Problem to solve:
Go through the data below and gather each line containing "document".

Dataset items:
"""
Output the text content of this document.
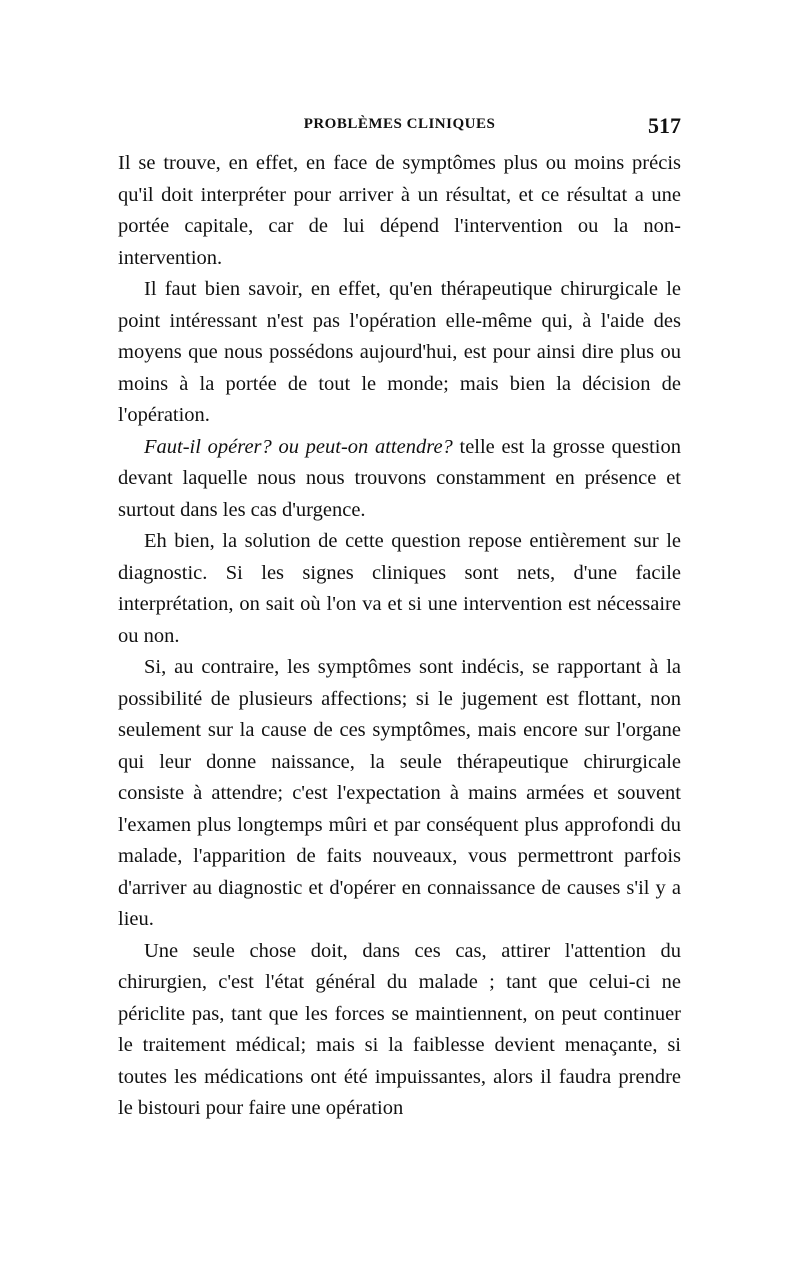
PROBLÈMES CLINIQUES	517

Il se trouve, en effet, en face de symptômes plus ou moins précis qu'il doit interpréter pour arriver à un résultat, et ce résultat a une portée capitale, car de lui dépend l'intervention ou la non-intervention.

Il faut bien savoir, en effet, qu'en thérapeutique chirurgicale le point intéressant n'est pas l'opération elle-même qui, à l'aide des moyens que nous possédons aujourd'hui, est pour ainsi dire plus ou moins à la portée de tout le monde; mais bien la décision de l'opération.

Faut-il opérer? ou peut-on attendre? telle est la grosse question devant laquelle nous nous trouvons constamment en présence et surtout dans les cas d'urgence.

Eh bien, la solution de cette question repose entièrement sur le diagnostic. Si les signes cliniques sont nets, d'une facile interprétation, on sait où l'on va et si une intervention est nécessaire ou non.

Si, au contraire, les symptômes sont indécis, se rapportant à la possibilité de plusieurs affections; si le jugement est flottant, non seulement sur la cause de ces symptômes, mais encore sur l'organe qui leur donne naissance, la seule thérapeutique chirurgicale consiste à attendre; c'est l'expectation à mains armées et souvent l'examen plus longtemps mûri et par conséquent plus approfondi du malade, l'apparition de faits nouveaux, vous permettront parfois d'arriver au diagnostic et d'opérer en connaissance de causes s'il y a lieu.

Une seule chose doit, dans ces cas, attirer l'attention du chirurgien, c'est l'état général du malade ; tant que celui-ci ne périclite pas, tant que les forces se maintiennent, on peut continuer le traitement médical; mais si la faiblesse devient menaçante, si toutes les médications ont été impuissantes, alors il faudra prendre le bistouri pour faire une opération
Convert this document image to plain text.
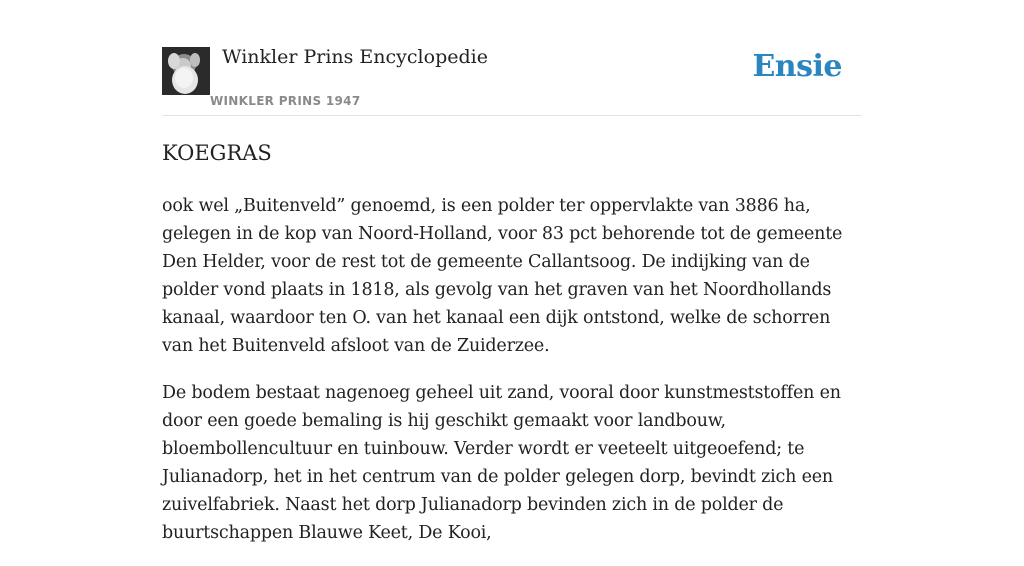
Winkler Prins Encyclopedie
WINKLER PRINS 1947
Ensie
KOEGRAS

ook wel „Buitenveld” genoemd, is een polder ter oppervlakte van 3886 ha, gelegen in de kop van Noord-Holland, voor 83 pct behorende tot de gemeente Den Helder, voor de rest tot de gemeente Callantsoog. De indijking van de polder vond plaats in 1818, als gevolg van het graven van het Noordhollands kanaal, waardoor ten O. van het kanaal een dijk ontstond, welke de schorren van het Buitenveld afsloot van de Zuiderzee.

De bodem bestaat nagenoeg geheel uit zand, vooral door kunstmeststoffen en door een goede bemaling is hij geschikt gemaakt voor landbouw, bloembollencultuur en tuinbouw. Verder wordt er veeteelt uitgeoefend; te Julianadorp, het in het centrum van de polder gelegen dorp, bevindt zich een zuivelfabriek. Naast het dorp Julianadorp bevinden zich in de polder de buurtschappen Blauwe Keet, De Kooi,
"""
Full response:
Output the text content of this document.
Convert this document image to plain text.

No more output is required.